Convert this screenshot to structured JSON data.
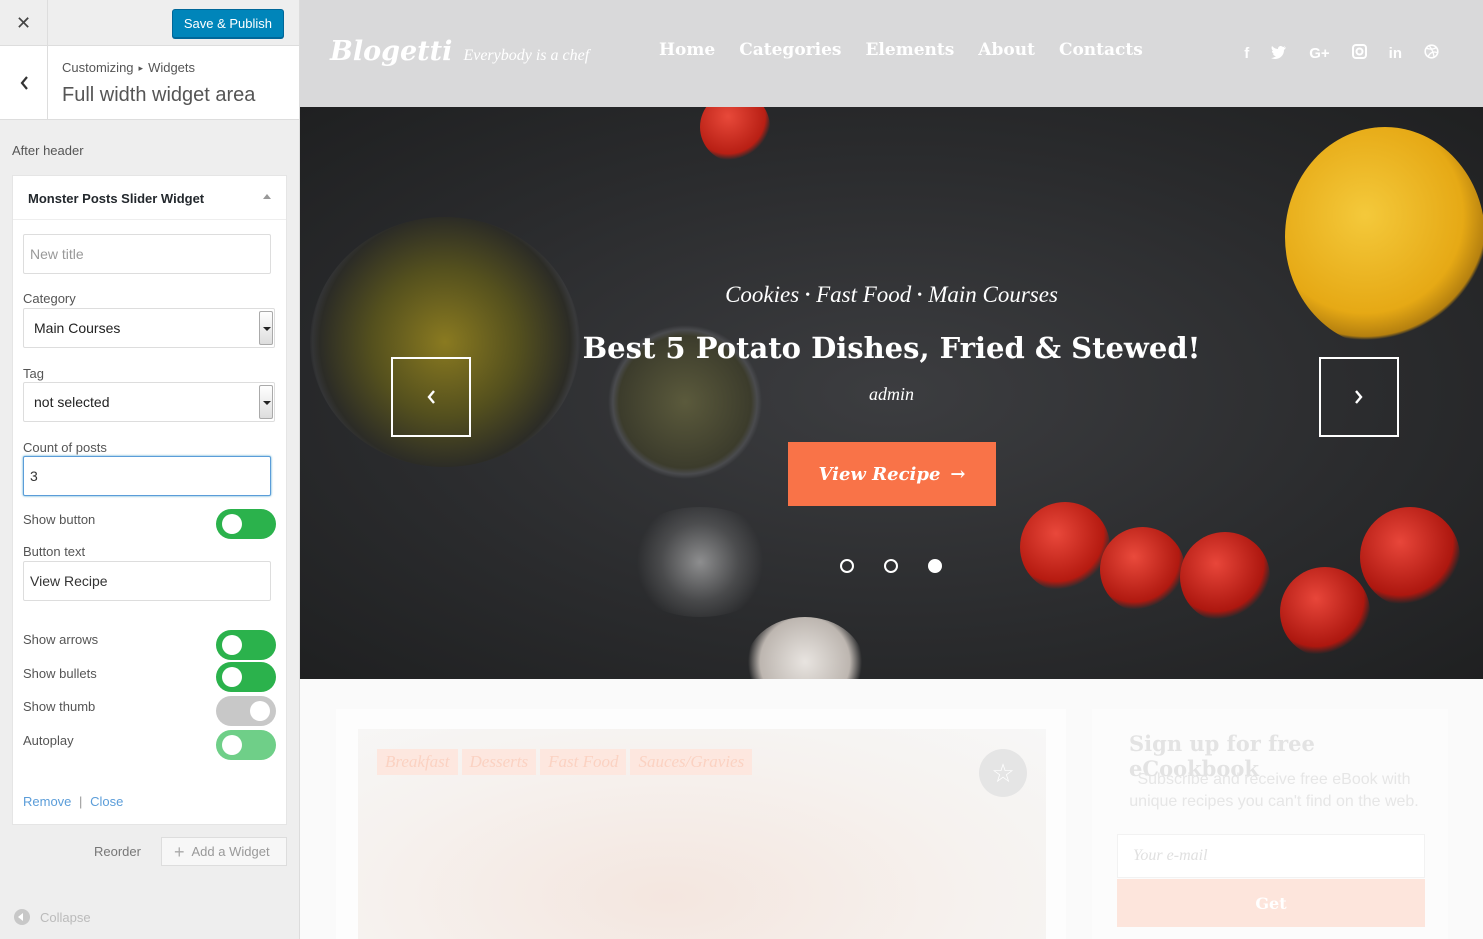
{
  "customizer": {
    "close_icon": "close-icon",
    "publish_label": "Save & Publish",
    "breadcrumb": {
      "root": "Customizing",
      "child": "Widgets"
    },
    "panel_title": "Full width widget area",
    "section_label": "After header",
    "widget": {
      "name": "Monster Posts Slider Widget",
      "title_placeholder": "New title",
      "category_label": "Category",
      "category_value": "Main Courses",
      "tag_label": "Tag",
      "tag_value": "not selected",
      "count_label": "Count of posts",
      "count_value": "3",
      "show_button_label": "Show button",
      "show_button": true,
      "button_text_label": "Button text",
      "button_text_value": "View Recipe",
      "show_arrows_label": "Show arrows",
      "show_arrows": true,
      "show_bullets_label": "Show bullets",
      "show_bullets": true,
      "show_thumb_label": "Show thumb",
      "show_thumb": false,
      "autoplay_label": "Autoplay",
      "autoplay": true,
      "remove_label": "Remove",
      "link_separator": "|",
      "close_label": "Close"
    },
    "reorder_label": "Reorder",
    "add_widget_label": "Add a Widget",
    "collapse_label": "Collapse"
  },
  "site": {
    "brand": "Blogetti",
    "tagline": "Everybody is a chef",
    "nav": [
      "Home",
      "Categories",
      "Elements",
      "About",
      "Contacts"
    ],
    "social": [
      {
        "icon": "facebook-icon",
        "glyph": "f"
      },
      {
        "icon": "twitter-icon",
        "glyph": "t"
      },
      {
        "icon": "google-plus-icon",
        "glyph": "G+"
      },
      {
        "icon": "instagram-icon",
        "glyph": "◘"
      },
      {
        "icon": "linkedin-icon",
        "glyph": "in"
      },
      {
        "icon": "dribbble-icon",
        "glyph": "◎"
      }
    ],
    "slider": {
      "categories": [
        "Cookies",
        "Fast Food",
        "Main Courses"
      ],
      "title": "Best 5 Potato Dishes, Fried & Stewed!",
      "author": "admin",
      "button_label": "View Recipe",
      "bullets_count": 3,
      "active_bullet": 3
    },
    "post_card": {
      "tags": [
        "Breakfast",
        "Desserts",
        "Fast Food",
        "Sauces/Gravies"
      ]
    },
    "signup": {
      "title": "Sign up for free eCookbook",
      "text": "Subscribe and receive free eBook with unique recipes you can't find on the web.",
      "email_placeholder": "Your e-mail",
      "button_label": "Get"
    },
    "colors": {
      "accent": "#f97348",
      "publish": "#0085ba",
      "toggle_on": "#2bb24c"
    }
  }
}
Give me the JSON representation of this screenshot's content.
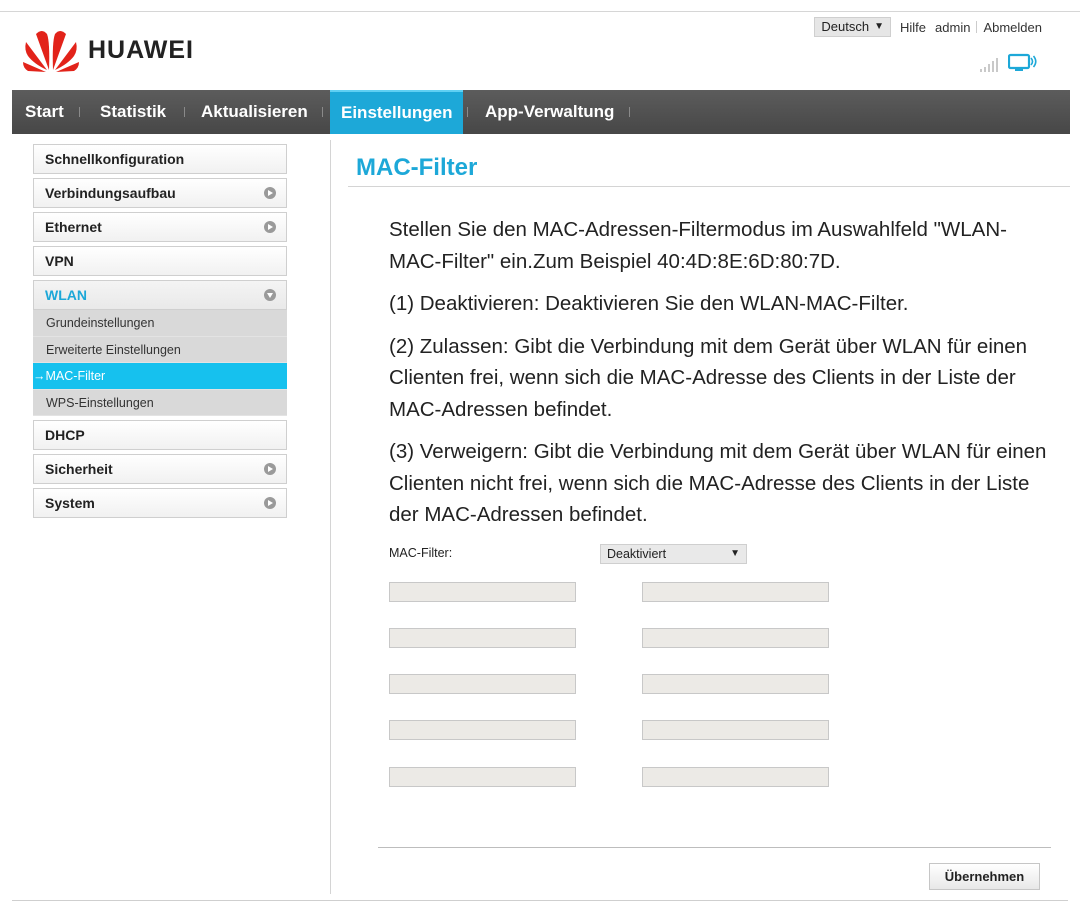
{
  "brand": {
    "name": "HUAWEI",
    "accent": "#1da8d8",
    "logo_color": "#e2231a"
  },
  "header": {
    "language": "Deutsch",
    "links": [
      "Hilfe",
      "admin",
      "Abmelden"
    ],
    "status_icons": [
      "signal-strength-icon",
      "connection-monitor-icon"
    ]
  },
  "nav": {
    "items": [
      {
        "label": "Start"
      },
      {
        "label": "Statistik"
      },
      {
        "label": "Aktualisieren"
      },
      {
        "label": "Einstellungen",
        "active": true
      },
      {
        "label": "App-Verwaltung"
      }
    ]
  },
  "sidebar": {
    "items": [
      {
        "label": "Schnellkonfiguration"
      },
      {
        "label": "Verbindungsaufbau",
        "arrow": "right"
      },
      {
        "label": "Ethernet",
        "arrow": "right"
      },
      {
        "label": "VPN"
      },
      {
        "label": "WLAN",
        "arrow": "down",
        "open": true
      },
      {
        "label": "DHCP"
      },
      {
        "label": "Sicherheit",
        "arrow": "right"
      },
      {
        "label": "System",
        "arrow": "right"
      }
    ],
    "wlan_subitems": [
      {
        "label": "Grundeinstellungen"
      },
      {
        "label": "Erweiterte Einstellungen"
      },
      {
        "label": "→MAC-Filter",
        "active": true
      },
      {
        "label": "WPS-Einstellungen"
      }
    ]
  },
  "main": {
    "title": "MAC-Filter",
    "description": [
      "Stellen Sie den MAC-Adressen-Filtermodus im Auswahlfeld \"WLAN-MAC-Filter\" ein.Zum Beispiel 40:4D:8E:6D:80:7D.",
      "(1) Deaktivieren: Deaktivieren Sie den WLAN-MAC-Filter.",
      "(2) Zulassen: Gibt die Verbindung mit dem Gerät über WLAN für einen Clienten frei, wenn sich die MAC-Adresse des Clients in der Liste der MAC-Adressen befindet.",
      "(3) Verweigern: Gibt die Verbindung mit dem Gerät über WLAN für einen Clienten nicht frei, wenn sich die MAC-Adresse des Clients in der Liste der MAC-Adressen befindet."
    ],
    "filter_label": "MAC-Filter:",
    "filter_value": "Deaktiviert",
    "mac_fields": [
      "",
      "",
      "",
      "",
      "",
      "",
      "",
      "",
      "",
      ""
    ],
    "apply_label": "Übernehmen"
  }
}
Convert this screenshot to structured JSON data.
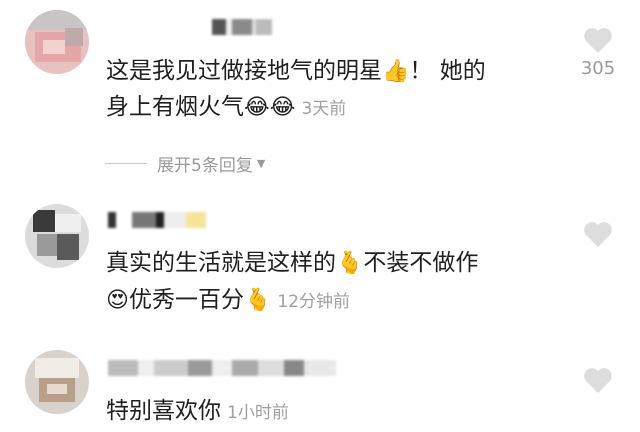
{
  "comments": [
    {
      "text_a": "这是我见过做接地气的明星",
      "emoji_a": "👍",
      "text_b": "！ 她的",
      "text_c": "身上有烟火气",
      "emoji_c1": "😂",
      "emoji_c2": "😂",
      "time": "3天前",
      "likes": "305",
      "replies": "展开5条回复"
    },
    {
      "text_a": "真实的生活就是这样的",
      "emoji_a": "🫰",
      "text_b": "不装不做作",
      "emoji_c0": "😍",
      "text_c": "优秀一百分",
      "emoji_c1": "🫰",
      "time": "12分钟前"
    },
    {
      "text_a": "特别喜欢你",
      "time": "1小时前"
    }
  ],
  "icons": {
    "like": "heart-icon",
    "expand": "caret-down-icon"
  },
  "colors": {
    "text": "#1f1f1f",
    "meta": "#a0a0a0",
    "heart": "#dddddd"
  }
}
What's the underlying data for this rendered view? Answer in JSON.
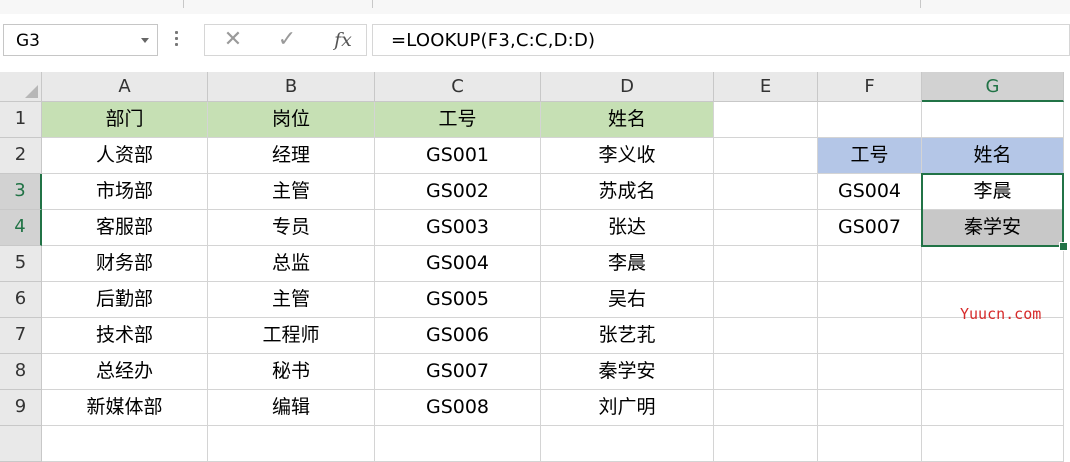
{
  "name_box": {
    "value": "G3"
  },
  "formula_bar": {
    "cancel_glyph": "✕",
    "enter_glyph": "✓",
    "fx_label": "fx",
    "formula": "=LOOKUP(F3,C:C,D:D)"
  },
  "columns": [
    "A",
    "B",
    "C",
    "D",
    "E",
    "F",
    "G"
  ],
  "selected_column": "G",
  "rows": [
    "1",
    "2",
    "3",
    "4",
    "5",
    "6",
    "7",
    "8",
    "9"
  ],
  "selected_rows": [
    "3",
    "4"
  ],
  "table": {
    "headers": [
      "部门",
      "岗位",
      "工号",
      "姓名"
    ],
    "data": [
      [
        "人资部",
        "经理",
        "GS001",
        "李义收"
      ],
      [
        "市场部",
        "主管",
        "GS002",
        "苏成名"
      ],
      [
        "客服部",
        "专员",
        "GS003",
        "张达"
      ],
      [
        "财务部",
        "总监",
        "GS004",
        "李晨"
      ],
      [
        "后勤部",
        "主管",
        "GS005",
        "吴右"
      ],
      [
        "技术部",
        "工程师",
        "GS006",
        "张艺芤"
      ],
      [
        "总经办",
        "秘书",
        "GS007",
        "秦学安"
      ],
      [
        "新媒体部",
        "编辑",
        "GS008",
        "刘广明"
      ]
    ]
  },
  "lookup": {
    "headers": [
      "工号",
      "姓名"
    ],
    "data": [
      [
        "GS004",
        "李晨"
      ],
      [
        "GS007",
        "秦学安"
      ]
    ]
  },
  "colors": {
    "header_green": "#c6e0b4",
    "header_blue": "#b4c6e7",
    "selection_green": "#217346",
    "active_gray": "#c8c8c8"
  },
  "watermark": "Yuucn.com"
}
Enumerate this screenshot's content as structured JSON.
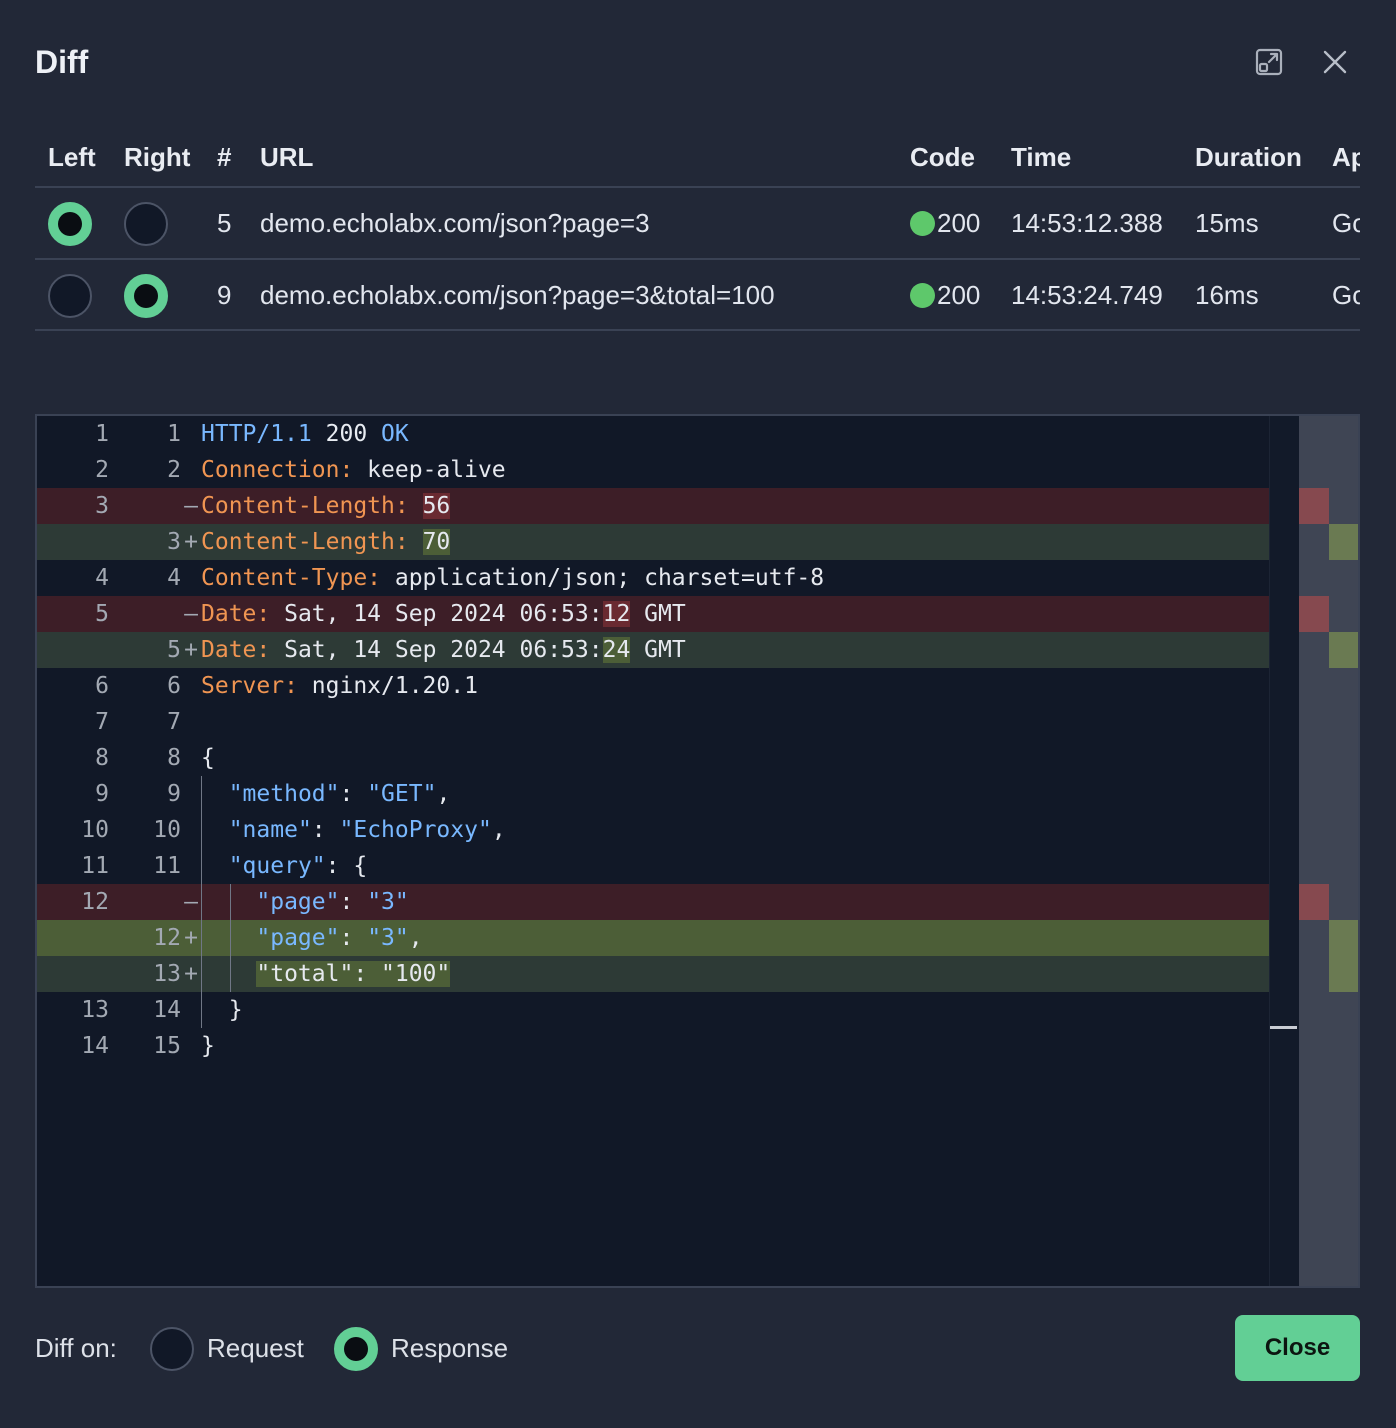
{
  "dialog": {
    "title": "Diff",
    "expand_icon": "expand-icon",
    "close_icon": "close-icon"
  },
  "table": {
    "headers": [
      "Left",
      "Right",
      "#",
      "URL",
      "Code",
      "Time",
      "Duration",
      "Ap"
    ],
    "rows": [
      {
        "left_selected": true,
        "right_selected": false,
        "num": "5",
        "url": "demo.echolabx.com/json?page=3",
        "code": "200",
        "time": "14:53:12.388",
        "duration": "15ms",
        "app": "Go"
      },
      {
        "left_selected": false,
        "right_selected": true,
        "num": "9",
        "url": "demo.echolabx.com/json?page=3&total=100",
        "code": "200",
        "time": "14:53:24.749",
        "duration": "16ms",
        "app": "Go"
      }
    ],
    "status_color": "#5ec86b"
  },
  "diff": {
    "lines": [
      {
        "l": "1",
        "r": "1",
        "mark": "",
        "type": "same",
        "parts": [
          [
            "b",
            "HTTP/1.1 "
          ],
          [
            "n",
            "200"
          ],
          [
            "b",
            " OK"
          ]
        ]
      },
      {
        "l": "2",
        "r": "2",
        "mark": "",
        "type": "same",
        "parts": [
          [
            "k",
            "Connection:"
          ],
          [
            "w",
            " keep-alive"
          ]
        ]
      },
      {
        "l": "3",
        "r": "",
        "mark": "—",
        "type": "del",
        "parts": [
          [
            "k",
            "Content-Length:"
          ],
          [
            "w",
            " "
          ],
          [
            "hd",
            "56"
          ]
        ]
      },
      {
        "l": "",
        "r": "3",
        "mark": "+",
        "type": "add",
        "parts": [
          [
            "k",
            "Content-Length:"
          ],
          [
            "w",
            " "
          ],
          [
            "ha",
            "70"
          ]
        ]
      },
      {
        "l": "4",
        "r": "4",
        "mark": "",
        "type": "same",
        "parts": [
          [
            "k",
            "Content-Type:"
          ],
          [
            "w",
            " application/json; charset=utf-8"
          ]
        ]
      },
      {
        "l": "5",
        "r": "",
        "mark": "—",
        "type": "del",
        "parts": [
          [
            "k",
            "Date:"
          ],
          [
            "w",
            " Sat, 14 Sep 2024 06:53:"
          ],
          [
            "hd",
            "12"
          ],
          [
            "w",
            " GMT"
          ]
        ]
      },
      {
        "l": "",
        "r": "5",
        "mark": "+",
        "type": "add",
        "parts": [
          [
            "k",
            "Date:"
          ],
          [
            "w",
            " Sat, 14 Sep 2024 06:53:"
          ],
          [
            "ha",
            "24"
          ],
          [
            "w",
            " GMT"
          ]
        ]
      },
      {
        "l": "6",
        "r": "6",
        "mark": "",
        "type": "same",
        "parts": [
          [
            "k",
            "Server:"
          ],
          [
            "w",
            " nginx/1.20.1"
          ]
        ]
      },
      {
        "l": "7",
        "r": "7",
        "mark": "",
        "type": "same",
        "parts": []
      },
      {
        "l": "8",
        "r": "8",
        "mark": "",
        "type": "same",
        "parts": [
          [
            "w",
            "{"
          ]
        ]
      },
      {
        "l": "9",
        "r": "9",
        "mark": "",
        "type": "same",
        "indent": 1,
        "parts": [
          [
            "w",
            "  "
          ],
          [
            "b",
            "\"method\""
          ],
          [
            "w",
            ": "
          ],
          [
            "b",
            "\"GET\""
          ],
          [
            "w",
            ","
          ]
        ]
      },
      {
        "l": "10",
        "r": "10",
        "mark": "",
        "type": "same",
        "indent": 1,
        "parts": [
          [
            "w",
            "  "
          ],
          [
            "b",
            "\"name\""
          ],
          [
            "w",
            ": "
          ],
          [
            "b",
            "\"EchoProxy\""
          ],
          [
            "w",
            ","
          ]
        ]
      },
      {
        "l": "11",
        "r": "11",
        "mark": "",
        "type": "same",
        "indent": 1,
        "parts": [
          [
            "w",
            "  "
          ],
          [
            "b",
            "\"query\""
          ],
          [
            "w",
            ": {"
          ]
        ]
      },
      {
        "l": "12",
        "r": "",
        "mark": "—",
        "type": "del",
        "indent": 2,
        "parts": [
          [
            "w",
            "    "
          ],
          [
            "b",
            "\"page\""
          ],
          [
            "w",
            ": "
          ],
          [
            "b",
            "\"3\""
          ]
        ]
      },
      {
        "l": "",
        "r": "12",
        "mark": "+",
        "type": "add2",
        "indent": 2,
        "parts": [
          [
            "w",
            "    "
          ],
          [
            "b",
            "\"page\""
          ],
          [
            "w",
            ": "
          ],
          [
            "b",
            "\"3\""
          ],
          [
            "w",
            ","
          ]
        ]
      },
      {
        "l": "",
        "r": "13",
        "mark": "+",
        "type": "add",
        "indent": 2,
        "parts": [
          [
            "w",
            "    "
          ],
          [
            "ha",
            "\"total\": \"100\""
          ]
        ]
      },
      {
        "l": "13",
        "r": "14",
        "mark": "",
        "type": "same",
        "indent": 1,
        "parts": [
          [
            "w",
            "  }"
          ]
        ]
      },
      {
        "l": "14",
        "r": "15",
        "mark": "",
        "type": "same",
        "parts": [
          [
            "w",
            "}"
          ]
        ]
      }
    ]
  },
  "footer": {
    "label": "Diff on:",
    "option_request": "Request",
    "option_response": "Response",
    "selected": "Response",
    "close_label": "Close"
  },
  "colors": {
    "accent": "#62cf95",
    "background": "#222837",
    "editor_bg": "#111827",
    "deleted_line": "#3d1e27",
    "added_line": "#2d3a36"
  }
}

* * * *

What is expected: Above is a listing; report how many of its lines include the word "Response", giving the number only.

Solution to this task: 2